Scan the data for lines with "trồng" and report the count by itself.

[start Entries supplied]

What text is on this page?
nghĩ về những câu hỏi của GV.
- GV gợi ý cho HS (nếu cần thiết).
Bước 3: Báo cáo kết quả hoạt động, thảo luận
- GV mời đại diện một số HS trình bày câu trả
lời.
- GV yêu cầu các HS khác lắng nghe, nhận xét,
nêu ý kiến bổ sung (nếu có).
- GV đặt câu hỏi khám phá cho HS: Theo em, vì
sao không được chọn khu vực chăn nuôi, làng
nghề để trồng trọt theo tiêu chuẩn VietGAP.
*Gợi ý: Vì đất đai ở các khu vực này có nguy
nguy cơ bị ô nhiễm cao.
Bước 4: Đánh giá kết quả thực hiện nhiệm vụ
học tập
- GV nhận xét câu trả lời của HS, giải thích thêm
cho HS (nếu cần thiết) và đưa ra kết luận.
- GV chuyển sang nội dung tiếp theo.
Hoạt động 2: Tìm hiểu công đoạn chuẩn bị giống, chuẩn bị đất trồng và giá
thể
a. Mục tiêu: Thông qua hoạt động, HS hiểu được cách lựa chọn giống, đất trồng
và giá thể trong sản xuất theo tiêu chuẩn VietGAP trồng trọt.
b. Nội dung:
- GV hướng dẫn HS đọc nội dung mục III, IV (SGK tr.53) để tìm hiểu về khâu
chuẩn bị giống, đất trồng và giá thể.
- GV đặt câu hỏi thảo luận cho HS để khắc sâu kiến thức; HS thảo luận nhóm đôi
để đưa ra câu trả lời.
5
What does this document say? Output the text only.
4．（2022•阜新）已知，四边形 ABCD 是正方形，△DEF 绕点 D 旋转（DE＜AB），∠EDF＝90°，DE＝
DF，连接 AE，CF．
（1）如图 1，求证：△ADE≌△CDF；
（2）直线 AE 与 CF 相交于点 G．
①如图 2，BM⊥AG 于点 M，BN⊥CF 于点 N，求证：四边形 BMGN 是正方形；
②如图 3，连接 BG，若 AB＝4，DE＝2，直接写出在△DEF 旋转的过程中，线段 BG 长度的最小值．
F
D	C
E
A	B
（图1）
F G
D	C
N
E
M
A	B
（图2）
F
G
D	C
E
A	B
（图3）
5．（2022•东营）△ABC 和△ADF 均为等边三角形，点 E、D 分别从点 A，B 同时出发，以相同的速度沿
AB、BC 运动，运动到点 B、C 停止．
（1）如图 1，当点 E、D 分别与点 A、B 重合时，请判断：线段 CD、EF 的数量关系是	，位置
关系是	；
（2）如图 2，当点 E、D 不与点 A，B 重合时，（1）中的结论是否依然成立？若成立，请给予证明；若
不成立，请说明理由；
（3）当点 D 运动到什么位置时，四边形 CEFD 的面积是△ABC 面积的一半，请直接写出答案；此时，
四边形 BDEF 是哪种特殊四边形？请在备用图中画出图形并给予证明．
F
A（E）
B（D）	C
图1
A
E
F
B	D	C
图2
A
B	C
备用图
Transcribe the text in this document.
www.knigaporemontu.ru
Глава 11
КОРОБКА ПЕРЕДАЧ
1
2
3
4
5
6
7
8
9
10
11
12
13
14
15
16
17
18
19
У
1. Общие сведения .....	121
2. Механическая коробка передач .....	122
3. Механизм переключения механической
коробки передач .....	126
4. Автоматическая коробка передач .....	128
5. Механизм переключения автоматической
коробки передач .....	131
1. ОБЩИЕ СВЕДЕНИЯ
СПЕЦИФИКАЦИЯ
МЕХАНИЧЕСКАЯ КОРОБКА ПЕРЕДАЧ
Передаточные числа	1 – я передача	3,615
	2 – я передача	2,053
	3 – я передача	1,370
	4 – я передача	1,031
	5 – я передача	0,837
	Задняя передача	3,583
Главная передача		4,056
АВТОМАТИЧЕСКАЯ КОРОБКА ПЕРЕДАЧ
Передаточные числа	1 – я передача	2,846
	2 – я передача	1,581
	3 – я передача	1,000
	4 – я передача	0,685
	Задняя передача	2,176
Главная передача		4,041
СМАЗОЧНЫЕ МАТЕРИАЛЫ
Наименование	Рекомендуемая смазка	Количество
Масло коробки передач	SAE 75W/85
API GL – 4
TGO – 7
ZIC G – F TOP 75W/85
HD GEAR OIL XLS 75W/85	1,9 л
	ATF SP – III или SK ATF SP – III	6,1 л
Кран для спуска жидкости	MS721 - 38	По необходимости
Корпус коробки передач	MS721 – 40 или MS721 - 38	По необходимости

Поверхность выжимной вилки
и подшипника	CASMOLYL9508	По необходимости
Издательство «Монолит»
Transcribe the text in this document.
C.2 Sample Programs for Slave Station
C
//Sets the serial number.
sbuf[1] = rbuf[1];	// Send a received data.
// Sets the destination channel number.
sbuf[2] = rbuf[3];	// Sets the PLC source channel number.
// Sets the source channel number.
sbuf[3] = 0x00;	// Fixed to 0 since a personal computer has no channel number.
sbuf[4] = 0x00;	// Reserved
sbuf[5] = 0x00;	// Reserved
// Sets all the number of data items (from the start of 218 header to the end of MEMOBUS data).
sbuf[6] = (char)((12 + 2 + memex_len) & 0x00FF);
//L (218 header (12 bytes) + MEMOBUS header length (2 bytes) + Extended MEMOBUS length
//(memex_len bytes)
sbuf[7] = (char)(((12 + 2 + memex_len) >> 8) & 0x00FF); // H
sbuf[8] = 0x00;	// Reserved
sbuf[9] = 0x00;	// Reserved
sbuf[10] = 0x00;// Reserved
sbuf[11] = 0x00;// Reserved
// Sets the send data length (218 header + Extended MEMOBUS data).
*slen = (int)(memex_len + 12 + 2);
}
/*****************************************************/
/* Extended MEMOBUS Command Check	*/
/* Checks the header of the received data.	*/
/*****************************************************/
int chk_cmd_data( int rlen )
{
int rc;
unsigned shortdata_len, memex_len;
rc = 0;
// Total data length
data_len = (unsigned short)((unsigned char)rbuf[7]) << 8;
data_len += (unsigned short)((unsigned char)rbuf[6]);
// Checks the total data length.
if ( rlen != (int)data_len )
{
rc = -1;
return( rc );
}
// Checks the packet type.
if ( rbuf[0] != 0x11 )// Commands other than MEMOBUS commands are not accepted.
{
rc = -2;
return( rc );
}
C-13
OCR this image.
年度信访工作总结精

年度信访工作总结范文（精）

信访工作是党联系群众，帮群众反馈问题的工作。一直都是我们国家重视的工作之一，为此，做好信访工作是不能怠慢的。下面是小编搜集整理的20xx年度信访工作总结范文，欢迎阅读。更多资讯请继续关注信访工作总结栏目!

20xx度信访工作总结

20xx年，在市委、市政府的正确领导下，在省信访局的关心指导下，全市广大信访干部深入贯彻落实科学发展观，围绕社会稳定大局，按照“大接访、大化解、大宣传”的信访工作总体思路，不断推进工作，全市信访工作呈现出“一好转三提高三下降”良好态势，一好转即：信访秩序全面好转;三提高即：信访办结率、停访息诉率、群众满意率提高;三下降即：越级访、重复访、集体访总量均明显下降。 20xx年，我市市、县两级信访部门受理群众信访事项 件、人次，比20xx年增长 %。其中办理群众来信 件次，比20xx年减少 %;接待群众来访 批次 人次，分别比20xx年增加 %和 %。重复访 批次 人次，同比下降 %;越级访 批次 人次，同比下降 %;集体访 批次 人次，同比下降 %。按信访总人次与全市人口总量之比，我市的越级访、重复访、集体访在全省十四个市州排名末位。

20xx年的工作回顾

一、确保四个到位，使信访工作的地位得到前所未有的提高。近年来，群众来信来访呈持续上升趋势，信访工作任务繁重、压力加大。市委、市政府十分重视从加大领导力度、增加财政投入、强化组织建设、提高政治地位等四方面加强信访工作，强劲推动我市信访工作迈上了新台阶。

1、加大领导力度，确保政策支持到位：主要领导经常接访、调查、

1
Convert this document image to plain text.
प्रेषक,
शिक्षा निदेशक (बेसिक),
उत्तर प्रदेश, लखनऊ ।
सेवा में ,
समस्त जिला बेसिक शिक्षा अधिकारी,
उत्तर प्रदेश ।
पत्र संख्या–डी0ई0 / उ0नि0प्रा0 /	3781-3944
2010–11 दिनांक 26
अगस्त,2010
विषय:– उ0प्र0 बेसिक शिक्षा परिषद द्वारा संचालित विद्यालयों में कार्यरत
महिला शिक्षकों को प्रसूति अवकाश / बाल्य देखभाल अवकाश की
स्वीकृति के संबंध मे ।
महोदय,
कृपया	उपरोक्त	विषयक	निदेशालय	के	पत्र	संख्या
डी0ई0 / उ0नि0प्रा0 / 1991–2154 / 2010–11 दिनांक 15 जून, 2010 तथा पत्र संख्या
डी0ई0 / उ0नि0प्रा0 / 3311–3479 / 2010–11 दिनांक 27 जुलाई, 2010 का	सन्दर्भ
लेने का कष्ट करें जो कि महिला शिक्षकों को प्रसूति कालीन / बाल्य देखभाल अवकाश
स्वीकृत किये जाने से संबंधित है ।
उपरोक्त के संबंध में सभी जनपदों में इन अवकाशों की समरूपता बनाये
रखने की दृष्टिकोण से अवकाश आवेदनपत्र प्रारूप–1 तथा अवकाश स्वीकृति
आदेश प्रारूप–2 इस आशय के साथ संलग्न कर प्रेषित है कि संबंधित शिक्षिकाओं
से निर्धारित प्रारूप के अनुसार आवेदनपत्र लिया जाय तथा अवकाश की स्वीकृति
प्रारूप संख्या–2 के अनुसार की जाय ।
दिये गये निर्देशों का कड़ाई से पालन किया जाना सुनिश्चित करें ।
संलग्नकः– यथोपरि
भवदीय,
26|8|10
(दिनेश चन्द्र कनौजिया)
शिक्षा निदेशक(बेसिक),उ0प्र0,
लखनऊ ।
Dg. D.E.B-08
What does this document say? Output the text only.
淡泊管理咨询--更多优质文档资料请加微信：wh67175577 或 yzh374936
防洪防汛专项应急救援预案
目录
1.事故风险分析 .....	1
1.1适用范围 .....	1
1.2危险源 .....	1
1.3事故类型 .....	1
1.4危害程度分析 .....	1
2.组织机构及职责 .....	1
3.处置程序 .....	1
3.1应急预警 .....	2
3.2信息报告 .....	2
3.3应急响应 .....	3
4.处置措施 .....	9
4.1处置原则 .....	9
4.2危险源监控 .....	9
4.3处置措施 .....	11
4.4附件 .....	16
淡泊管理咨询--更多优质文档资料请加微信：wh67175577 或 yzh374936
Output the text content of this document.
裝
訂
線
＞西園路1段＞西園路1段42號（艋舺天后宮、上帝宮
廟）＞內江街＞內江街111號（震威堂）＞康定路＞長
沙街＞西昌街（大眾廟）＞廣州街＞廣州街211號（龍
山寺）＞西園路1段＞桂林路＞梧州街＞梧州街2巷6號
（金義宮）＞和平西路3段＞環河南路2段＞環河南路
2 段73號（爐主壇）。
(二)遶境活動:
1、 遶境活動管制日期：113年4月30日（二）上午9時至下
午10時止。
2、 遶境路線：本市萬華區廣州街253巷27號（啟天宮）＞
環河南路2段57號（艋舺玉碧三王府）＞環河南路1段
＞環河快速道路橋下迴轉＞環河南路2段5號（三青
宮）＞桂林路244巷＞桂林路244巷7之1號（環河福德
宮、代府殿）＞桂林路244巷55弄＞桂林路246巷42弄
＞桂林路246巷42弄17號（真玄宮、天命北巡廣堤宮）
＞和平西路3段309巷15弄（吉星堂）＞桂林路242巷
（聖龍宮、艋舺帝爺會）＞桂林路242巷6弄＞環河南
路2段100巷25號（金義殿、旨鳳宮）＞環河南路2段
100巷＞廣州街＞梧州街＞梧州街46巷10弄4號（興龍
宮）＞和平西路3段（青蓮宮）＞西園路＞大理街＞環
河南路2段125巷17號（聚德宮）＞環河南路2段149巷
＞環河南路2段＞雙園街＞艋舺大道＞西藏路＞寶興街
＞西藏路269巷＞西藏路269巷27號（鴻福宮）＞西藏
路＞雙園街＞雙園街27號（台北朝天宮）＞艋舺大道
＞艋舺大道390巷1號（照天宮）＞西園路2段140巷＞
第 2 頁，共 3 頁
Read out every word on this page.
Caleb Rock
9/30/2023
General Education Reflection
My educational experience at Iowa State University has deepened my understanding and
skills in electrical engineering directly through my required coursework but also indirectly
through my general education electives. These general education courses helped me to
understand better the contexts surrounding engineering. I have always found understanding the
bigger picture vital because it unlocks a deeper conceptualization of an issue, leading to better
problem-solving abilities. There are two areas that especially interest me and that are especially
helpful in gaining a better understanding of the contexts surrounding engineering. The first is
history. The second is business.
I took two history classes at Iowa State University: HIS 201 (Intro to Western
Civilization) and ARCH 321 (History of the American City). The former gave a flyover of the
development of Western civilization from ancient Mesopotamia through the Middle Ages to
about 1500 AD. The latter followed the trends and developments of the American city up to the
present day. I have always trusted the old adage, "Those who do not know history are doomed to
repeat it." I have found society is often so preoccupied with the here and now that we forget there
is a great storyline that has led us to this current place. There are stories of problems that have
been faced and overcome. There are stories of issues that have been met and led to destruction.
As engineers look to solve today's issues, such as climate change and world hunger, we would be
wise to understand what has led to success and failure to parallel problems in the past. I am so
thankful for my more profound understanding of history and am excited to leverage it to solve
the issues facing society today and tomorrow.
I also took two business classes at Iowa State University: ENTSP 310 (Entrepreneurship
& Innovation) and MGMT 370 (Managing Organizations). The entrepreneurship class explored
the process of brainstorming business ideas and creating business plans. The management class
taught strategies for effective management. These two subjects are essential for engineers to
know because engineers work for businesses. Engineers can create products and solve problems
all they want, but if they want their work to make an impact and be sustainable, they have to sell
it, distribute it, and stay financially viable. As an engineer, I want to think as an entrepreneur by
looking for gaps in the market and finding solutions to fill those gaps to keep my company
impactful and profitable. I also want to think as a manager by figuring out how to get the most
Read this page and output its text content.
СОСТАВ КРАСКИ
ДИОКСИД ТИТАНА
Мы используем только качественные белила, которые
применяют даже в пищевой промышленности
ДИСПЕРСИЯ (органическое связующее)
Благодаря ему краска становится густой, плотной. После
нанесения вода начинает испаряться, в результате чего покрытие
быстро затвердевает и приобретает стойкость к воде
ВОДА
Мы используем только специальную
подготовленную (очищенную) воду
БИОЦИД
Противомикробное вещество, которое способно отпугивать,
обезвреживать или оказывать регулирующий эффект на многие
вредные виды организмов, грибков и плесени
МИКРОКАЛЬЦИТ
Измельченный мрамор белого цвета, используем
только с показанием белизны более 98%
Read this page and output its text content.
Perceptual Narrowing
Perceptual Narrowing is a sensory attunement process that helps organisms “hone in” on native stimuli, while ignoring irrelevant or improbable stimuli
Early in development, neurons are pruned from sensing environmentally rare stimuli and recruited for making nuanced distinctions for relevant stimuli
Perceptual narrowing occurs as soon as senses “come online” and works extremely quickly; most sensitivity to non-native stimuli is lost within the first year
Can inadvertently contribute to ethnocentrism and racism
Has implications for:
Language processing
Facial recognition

[end Entries supplied]

--- Solution for this problem ---
5